Supplied data >>
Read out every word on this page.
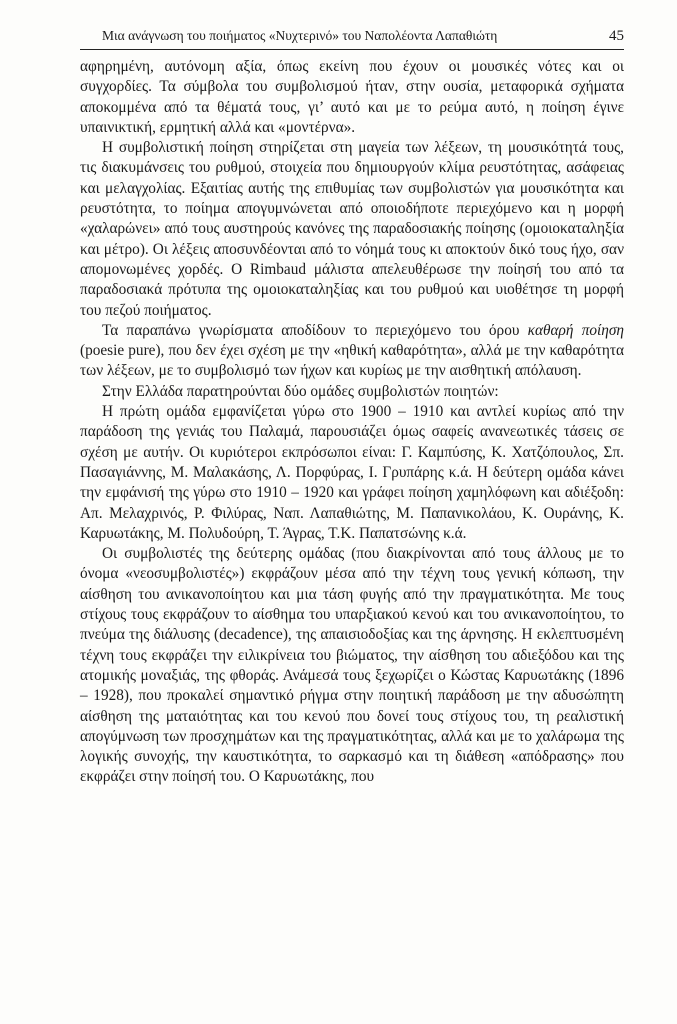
Μια ανάγνωση του ποιήματος «Νυχτερινό» του Ναπολέοντα Λαπαθιώτη	45

αφηρημένη, αυτόνομη αξία, όπως εκείνη που έχουν οι μουσικές νότες και οι συγχορδίες. Τα σύμβολα του συμβολισμού ήταν, στην ουσία, μεταφορικά σχήματα αποκομμένα από τα θέματά τους, γι’ αυτό και με το ρεύμα αυτό, η ποίηση έγινε υπαινικτική, ερμητική αλλά και «μοντέρνα».

Η συμβολιστική ποίηση στηρίζεται στη μαγεία των λέξεων, τη μουσικότητά τους, τις διακυμάνσεις του ρυθμού, στοιχεία που δημιουργούν κλίμα ρευστότητας, ασάφειας και μελαγχολίας. Εξαιτίας αυτής της επιθυμίας των συμβολιστών για μουσικότητα και ρευστότητα, το ποίημα απογυμνώνεται από οποιοδήποτε περιεχόμενο και η μορφή «χαλαρώνει» από τους αυστηρούς κανόνες της παραδοσιακής ποίησης (ομοιοκαταληξία και μέτρο). Οι λέξεις αποσυνδέονται από το νόημά τους κι αποκτούν δικό τους ήχο, σαν απομονωμένες χορδές. Ο Rimbaud μάλιστα απελευθέρωσε την ποίησή του από τα παραδοσιακά πρότυπα της ομοιοκαταληξίας και του ρυθμού και υιοθέτησε τη μορφή του πεζού ποιήματος.

Τα παραπάνω γνωρίσματα αποδίδουν το περιεχόμενο του όρου καθαρή ποίηση (poesie pure), που δεν έχει σχέση με την «ηθική καθαρότητα», αλλά με την καθαρότητα των λέξεων, με το συμβολισμό των ήχων και κυρίως με την αισθητική απόλαυση.

Στην Ελλάδα παρατηρούνται δύο ομάδες συμβολιστών ποιητών:

Η πρώτη ομάδα εμφανίζεται γύρω στο 1900 – 1910 και αντλεί κυρίως από την παράδοση της γενιάς του Παλαμά, παρουσιάζει όμως σαφείς ανανεωτικές τάσεις σε σχέση με αυτήν. Οι κυριότεροι εκπρόσωποι είναι: Γ. Καμπύσης, Κ. Χατζόπουλος, Σπ. Πασαγιάννης, Μ. Μαλακάσης, Λ. Πορφύρας, Ι. Γρυπάρης κ.ά. Η δεύτερη ομάδα κάνει την εμφάνισή της γύρω στο 1910 – 1920 και γράφει ποίηση χαμηλόφωνη και αδιέξοδη: Απ. Μελαχρινός, Ρ. Φιλύρας, Ναπ. Λαπαθιώτης, Μ. Παπανικολάου, Κ. Ουράνης, Κ. Καρυωτάκης, Μ. Πολυδούρη, Τ. Άγρας, Τ.Κ. Παπατσώνης κ.ά.

Οι συμβολιστές της δεύτερης ομάδας (που διακρίνονται από τους άλλους με το όνομα «νεοσυμβολιστές») εκφράζουν μέσα από την τέχνη τους γενική κόπωση, την αίσθηση του ανικανοποίητου και μια τάση φυγής από την πραγματικότητα. Με τους στίχους τους εκφράζουν το αίσθημα του υπαρξιακού κενού και του ανικανοποίητου, το πνεύμα της διάλυσης (decadence), της απαισιοδοξίας και της άρνησης. Η εκλεπτυσμένη τέχνη τους εκφράζει την ειλικρίνεια του βιώματος, την αίσθηση του αδιεξόδου και της ατομικής μοναξιάς, της φθοράς. Ανάμεσά τους ξεχωρίζει ο Κώστας Καρυωτάκης (1896 – 1928), που προκαλεί σημαντικό ρήγμα στην ποιητική παράδοση με την αδυσώπητη αίσθηση της ματαιότητας και του κενού που δονεί τους στίχους του, τη ρεαλιστική απογύμνωση των προσχημάτων και της πραγματικότητας, αλλά και με το χαλάρωμα της λογικής συνοχής, την καυστικότητα, το σαρκασμό και τη διάθεση «απόδρασης» που εκφράζει στην ποίησή του. Ο Καρυωτάκης, που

Task objective >> Filter out all lines lacking the word "αλλά" and copy the rest.

Solution for this exercise >>
αφηρημένη, αυτόνομη αξία, όπως εκείνη που έχουν οι μουσικές νότες και οι συγχορδίες. Τα σύμβολα του συμβολισμού ήταν, στην ουσία, μεταφορικά σχήματα αποκομμένα από τα θέματά τους, γι’ αυτό και με το ρεύμα αυτό, η ποίηση έγινε υπαινικτική, ερμητική αλλά και «μοντέρνα».
Τα παραπάνω γνωρίσματα αποδίδουν το περιεχόμενο του όρου καθαρή ποίηση (poesie pure), που δεν έχει σχέση με την «ηθική καθαρότητα», αλλά με την καθαρότητα των λέξεων, με το συμβολισμό των ήχων και κυρίως με την αισθητική απόλαυση.
Οι συμβολιστές της δεύτερης ομάδας (που διακρίνονται από τους άλλους με το όνομα «νεοσυμβολιστές») εκφράζουν μέσα από την τέχνη τους γενική κόπωση, την αίσθηση του ανικανοποίητου και μια τάση φυγής από την πραγματικότητα. Με τους στίχους τους εκφράζουν το αίσθημα του υπαρξιακού κενού και του ανικανοποίητου, το πνεύμα της διάλυσης (decadence), της απαισιοδοξίας και της άρνησης. Η εκλεπτυσμένη τέχνη τους εκφράζει την ειλικρίνεια του βιώματος, την αίσθηση του αδιεξόδου και της ατομικής μοναξιάς, της φθοράς. Ανάμεσά τους ξεχωρίζει ο Κώστας Καρυωτάκης (1896 – 1928), που προκαλεί σημαντικό ρήγμα στην ποιητική παράδοση με την αδυσώπητη αίσθηση της ματαιότητας και του κενού που δονεί τους στίχους του, τη ρεαλιστική απογύμνωση των προσχημάτων και της πραγματικότητας, αλλά και με το χαλάρωμα της λογικής συνοχής, την καυστικότητα, το σαρκασμό και τη διάθεση «απόδρασης» που εκφράζει στην ποίησή του. Ο Καρυωτάκης, που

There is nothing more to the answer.